### [REQUIRED WORK]
Listed below are entries; give the number of lines among them that include "JSON", and only that number.

(Collected data entries)
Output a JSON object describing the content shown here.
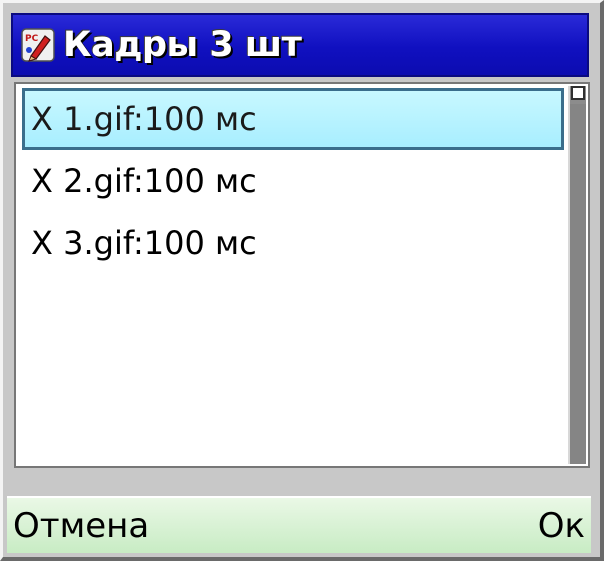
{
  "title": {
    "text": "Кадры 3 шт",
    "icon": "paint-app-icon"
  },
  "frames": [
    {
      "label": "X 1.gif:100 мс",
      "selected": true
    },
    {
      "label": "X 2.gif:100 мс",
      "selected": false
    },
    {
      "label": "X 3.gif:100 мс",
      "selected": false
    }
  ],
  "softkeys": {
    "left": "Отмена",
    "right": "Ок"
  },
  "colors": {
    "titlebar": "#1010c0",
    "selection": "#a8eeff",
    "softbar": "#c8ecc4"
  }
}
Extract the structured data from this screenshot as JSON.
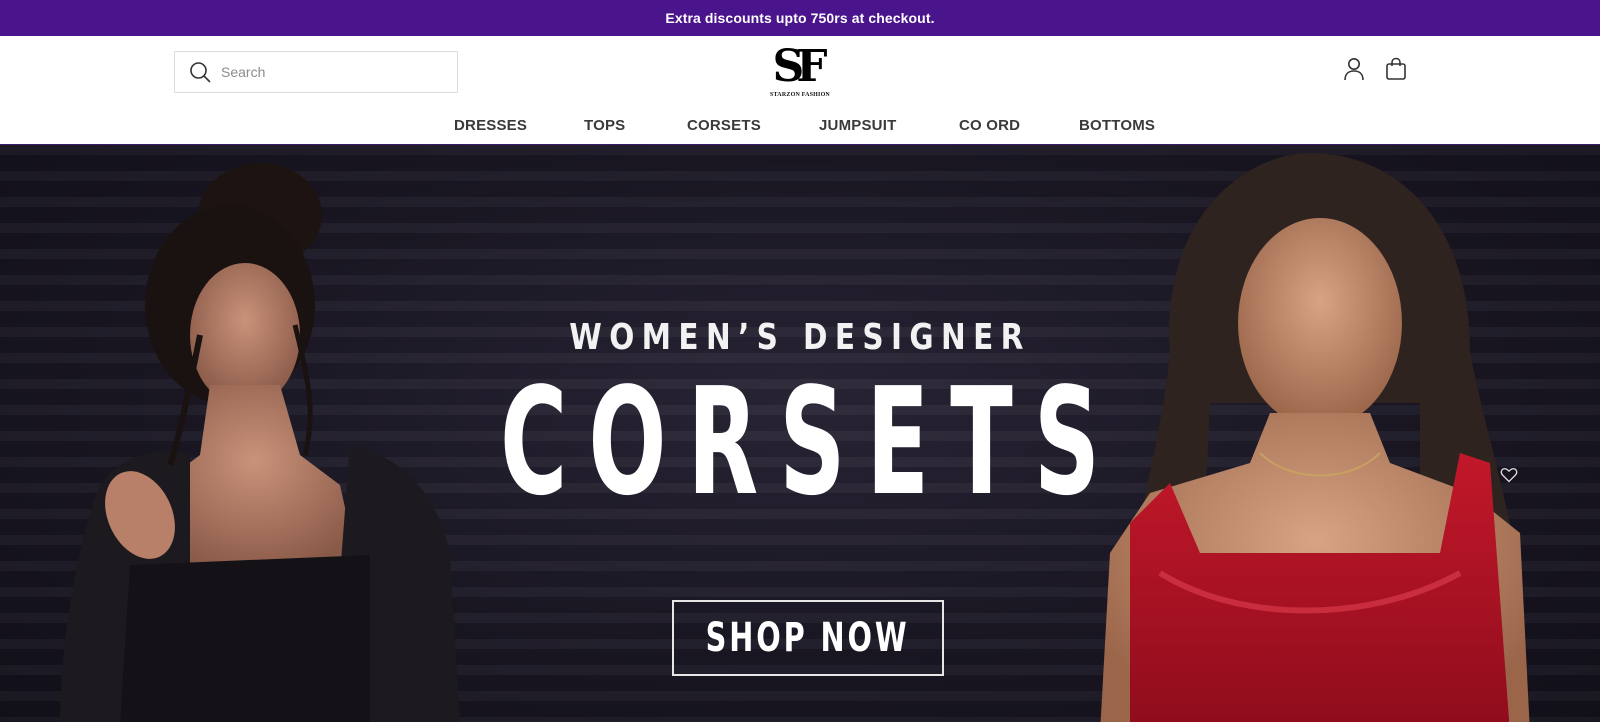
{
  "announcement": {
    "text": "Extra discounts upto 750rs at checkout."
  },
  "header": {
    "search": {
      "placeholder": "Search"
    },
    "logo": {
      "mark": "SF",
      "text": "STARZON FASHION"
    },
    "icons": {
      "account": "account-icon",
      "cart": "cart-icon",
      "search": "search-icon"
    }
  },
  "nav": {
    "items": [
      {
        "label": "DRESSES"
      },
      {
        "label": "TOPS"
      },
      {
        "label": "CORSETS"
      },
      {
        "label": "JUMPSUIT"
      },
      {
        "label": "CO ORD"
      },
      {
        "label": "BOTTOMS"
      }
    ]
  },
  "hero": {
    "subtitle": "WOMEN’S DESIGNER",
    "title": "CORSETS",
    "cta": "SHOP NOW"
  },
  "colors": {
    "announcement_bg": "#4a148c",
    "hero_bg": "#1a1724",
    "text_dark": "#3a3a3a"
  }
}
---
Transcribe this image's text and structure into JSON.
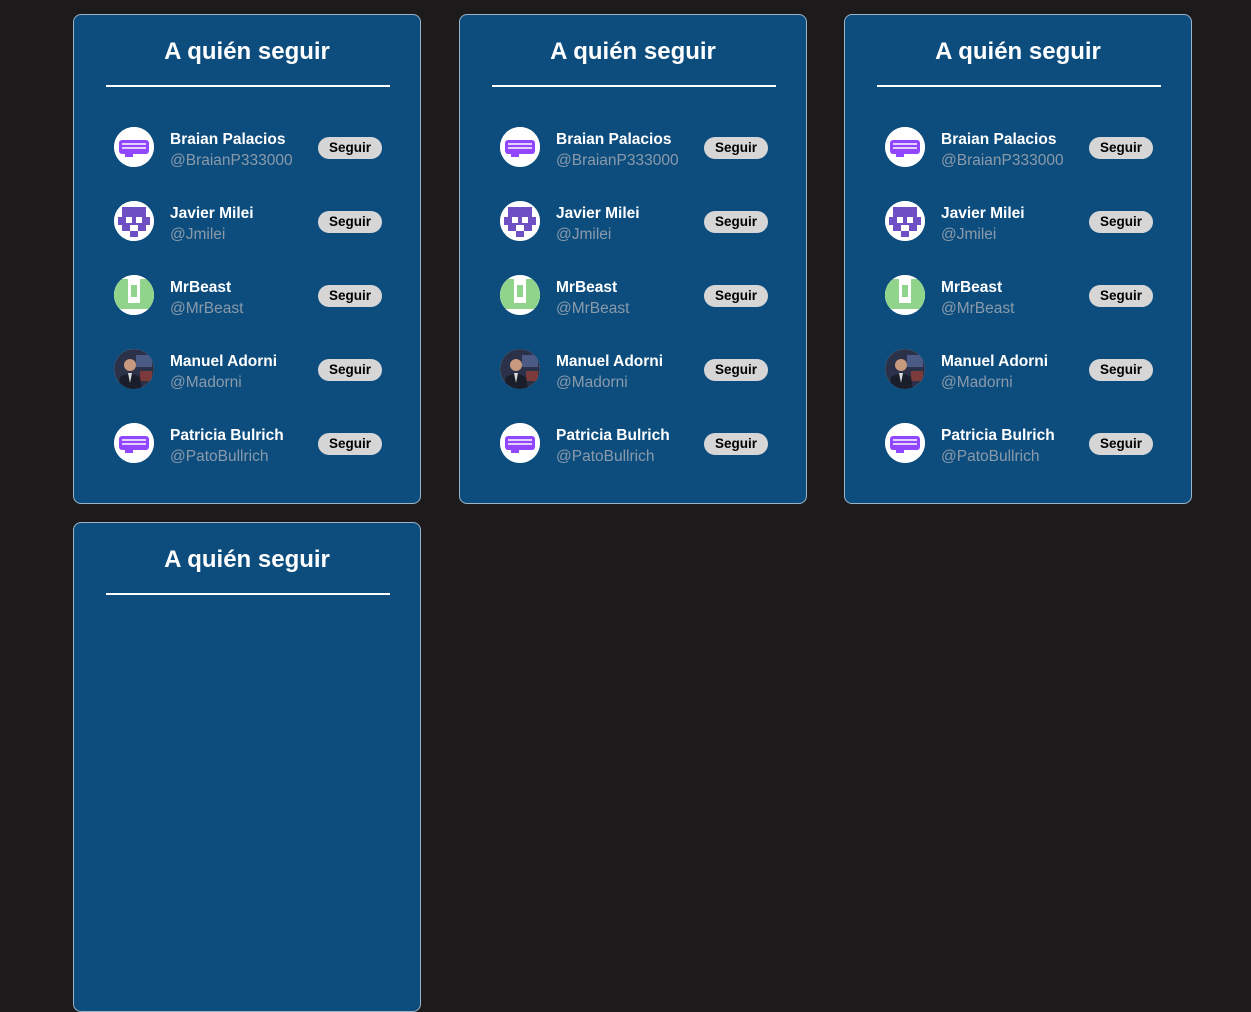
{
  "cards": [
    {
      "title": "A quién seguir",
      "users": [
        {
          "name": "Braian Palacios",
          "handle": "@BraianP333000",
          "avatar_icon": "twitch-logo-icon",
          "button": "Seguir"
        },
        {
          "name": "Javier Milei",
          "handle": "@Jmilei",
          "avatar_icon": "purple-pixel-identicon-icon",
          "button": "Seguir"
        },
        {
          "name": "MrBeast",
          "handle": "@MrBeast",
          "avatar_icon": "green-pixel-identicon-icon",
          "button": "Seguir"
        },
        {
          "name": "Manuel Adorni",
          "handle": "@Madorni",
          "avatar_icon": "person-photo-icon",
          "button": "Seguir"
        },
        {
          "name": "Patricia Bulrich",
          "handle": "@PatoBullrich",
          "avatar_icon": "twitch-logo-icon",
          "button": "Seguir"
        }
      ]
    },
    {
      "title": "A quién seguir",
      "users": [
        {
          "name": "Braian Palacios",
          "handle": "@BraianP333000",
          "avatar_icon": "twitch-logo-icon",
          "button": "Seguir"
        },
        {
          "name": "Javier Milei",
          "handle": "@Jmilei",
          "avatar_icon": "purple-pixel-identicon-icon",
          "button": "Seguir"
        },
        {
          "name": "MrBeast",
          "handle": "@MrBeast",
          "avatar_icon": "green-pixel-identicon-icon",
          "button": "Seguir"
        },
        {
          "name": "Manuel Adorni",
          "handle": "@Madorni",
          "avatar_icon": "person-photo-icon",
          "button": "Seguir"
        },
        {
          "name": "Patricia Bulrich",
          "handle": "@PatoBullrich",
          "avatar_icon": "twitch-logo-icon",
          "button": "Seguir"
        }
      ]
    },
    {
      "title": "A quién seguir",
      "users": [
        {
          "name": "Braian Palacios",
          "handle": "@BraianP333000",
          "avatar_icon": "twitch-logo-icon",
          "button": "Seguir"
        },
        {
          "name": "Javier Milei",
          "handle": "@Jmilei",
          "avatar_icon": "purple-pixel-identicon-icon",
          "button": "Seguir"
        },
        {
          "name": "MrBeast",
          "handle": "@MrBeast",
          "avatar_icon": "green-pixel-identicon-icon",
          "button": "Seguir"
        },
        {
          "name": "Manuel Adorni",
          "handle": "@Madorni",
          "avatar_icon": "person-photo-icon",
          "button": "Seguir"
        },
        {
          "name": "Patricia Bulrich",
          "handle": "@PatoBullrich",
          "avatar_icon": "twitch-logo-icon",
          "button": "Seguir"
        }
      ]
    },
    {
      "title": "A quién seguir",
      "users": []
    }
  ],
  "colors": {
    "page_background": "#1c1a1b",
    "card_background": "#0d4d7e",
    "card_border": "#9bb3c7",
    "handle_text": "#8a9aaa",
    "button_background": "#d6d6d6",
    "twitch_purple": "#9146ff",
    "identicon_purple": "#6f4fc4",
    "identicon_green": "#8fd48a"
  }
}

### [EXPECTED OUTPUT]
3